[Saved data entries]
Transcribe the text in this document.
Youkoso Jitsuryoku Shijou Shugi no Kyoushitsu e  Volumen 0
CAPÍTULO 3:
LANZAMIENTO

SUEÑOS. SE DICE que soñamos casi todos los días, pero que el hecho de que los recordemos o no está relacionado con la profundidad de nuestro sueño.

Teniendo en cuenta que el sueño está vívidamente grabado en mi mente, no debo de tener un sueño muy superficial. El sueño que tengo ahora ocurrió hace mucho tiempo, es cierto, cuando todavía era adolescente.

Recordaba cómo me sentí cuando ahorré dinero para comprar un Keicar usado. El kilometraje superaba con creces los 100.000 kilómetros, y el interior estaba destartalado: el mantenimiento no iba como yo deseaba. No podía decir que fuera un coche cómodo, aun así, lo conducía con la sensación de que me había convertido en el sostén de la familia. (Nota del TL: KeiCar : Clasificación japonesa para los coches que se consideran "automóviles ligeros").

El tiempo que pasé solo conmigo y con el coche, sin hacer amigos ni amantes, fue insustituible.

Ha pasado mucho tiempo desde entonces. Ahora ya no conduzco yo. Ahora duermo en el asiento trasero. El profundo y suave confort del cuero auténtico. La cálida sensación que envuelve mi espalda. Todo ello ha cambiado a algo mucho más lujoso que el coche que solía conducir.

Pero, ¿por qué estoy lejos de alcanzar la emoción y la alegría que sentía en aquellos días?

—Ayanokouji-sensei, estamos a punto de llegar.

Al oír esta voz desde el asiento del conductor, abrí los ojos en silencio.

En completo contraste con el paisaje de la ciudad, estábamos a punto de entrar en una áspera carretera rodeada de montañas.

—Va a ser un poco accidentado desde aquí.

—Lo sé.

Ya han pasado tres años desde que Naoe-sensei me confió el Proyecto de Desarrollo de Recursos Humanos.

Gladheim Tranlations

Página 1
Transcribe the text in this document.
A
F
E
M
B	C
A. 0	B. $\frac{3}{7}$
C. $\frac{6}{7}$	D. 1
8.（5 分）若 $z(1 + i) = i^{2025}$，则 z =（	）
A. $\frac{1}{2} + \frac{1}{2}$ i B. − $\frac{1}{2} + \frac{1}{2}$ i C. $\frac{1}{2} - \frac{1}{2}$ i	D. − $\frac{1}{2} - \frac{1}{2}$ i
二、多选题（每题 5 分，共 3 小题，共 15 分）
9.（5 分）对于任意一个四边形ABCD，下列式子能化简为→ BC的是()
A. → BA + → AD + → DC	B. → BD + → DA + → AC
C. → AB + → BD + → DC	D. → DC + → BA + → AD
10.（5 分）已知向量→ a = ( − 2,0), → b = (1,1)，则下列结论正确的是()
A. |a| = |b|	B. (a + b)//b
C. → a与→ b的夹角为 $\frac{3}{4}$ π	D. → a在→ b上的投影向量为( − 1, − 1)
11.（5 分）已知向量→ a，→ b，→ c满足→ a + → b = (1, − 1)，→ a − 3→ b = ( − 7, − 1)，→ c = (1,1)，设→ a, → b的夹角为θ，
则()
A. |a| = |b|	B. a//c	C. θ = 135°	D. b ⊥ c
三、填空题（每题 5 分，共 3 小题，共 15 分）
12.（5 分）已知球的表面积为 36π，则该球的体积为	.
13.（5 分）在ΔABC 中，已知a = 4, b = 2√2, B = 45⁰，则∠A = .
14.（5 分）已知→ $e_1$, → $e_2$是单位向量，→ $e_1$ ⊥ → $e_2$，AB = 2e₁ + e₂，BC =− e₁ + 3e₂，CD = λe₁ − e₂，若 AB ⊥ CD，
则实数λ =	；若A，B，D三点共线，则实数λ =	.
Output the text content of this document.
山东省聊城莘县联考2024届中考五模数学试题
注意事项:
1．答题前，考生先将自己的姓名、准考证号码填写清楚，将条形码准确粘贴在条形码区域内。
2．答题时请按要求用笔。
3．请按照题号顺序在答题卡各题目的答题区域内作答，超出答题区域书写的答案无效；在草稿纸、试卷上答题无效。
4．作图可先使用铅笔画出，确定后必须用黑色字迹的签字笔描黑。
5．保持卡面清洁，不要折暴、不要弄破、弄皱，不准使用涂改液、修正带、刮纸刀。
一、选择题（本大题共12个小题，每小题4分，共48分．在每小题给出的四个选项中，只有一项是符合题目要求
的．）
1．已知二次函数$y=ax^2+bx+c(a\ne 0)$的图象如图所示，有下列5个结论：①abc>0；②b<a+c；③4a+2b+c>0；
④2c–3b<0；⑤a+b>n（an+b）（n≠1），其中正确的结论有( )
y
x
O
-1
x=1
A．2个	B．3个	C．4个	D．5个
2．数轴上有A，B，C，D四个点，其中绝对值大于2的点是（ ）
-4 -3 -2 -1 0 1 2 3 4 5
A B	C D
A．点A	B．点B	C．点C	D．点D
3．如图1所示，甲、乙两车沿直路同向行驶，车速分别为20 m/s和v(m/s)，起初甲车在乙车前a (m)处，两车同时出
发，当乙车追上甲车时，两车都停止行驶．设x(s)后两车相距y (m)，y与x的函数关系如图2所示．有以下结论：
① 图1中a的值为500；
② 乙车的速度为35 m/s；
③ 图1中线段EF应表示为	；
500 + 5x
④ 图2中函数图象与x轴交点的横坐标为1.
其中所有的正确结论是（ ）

• YOUR GOAL: Give back the whole listing, word for word.

• TASK RESULT:
Transcribe the text in this document.
Youkoso Jitsuryoku Shijou Shugi no Kyoushitsu e  Volumen 0
CAPÍTULO 3:
LANZAMIENTO

SUEÑOS. SE DICE que soñamos casi todos los días, pero que el hecho de que los recordemos o no está relacionado con la profundidad de nuestro sueño.

Teniendo en cuenta que el sueño está vívidamente grabado en mi mente, no debo de tener un sueño muy superficial. El sueño que tengo ahora ocurrió hace mucho tiempo, es cierto, cuando todavía era adolescente.

Recordaba cómo me sentí cuando ahorré dinero para comprar un Keicar usado. El kilometraje superaba con creces los 100.000 kilómetros, y el interior estaba destartalado: el mantenimiento no iba como yo deseaba. No podía decir que fuera un coche cómodo, aun así, lo conducía con la sensación de que me había convertido en el sostén de la familia. (Nota del TL: KeiCar : Clasificación japonesa para los coches que se consideran "automóviles ligeros").

El tiempo que pasé solo conmigo y con el coche, sin hacer amigos ni amantes, fue insustituible.

Ha pasado mucho tiempo desde entonces. Ahora ya no conduzco yo. Ahora duermo en el asiento trasero. El profundo y suave confort del cuero auténtico. La cálida sensación que envuelve mi espalda. Todo ello ha cambiado a algo mucho más lujoso que el coche que solía conducir.

Pero, ¿por qué estoy lejos de alcanzar la emoción y la alegría que sentía en aquellos días?

—Ayanokouji-sensei, estamos a punto de llegar.

Al oír esta voz desde el asiento del conductor, abrí los ojos en silencio.

En completo contraste con el paisaje de la ciudad, estábamos a punto de entrar en una áspera carretera rodeada de montañas.

—Va a ser un poco accidentado desde aquí.

—Lo sé.

Ya han pasado tres años desde que Naoe-sensei me confió el Proyecto de Desarrollo de Recursos Humanos.

Gladheim Tranlations

Página 1
Transcribe the text in this document.
A
F
E
M
B	C
A. 0	B. $\frac{3}{7}$
C. $\frac{6}{7}$	D. 1
8.（5 分）若 $z(1 + i) = i^{2025}$，则 z =（	）
A. $\frac{1}{2} + \frac{1}{2}$ i B. − $\frac{1}{2} + \frac{1}{2}$ i C. $\frac{1}{2} - \frac{1}{2}$ i	D. − $\frac{1}{2} - \frac{1}{2}$ i
二、多选题（每题 5 分，共 3 小题，共 15 分）
9.（5 分）对于任意一个四边形ABCD，下列式子能化简为→ BC的是()
A. → BA + → AD + → DC	B. → BD + → DA + → AC
C. → AB + → BD + → DC	D. → DC + → BA + → AD
10.（5 分）已知向量→ a = ( − 2,0), → b = (1,1)，则下列结论正确的是()
A. |a| = |b|	B. (a + b)//b
C. → a与→ b的夹角为 $\frac{3}{4}$ π	D. → a在→ b上的投影向量为( − 1, − 1)
11.（5 分）已知向量→ a，→ b，→ c满足→ a + → b = (1, − 1)，→ a − 3→ b = ( − 7, − 1)，→ c = (1,1)，设→ a, → b的夹角为θ，
则()
A. |a| = |b|	B. a//c	C. θ = 135°	D. b ⊥ c
三、填空题（每题 5 分，共 3 小题，共 15 分）
12.（5 分）已知球的表面积为 36π，则该球的体积为	.
13.（5 分）在ΔABC 中，已知a = 4, b = 2√2, B = 45⁰，则∠A = .
14.（5 分）已知→ $e_1$, → $e_2$是单位向量，→ $e_1$ ⊥ → $e_2$，AB = 2e₁ + e₂，BC =− e₁ + 3e₂，CD = λe₁ − e₂，若 AB ⊥ CD，
则实数λ =	；若A，B，D三点共线，则实数λ =	.
Output the text content of this document.
山东省聊城莘县联考2024届中考五模数学试题
注意事项:
1．答题前，考生先将自己的姓名、准考证号码填写清楚，将条形码准确粘贴在条形码区域内。
2．答题时请按要求用笔。
3．请按照题号顺序在答题卡各题目的答题区域内作答，超出答题区域书写的答案无效；在草稿纸、试卷上答题无效。
4．作图可先使用铅笔画出，确定后必须用黑色字迹的签字笔描黑。
5．保持卡面清洁，不要折暴、不要弄破、弄皱，不准使用涂改液、修正带、刮纸刀。
一、选择题（本大题共12个小题，每小题4分，共48分．在每小题给出的四个选项中，只有一项是符合题目要求
的．）
1．已知二次函数$y=ax^2+bx+c(a\ne 0)$的图象如图所示，有下列5个结论：①abc>0；②b<a+c；③4a+2b+c>0；
④2c–3b<0；⑤a+b>n（an+b）（n≠1），其中正确的结论有( )
y
x
O
-1
x=1
A．2个	B．3个	C．4个	D．5个
2．数轴上有A，B，C，D四个点，其中绝对值大于2的点是（ ）
-4 -3 -2 -1 0 1 2 3 4 5
A B	C D
A．点A	B．点B	C．点C	D．点D
3．如图1所示，甲、乙两车沿直路同向行驶，车速分别为20 m/s和v(m/s)，起初甲车在乙车前a (m)处，两车同时出
发，当乙车追上甲车时，两车都停止行驶．设x(s)后两车相距y (m)，y与x的函数关系如图2所示．有以下结论：
① 图1中a的值为500；
② 乙车的速度为35 m/s；
③ 图1中线段EF应表示为	；
500 + 5x
④ 图2中函数图象与x轴交点的横坐标为1.
其中所有的正确结论是（ ）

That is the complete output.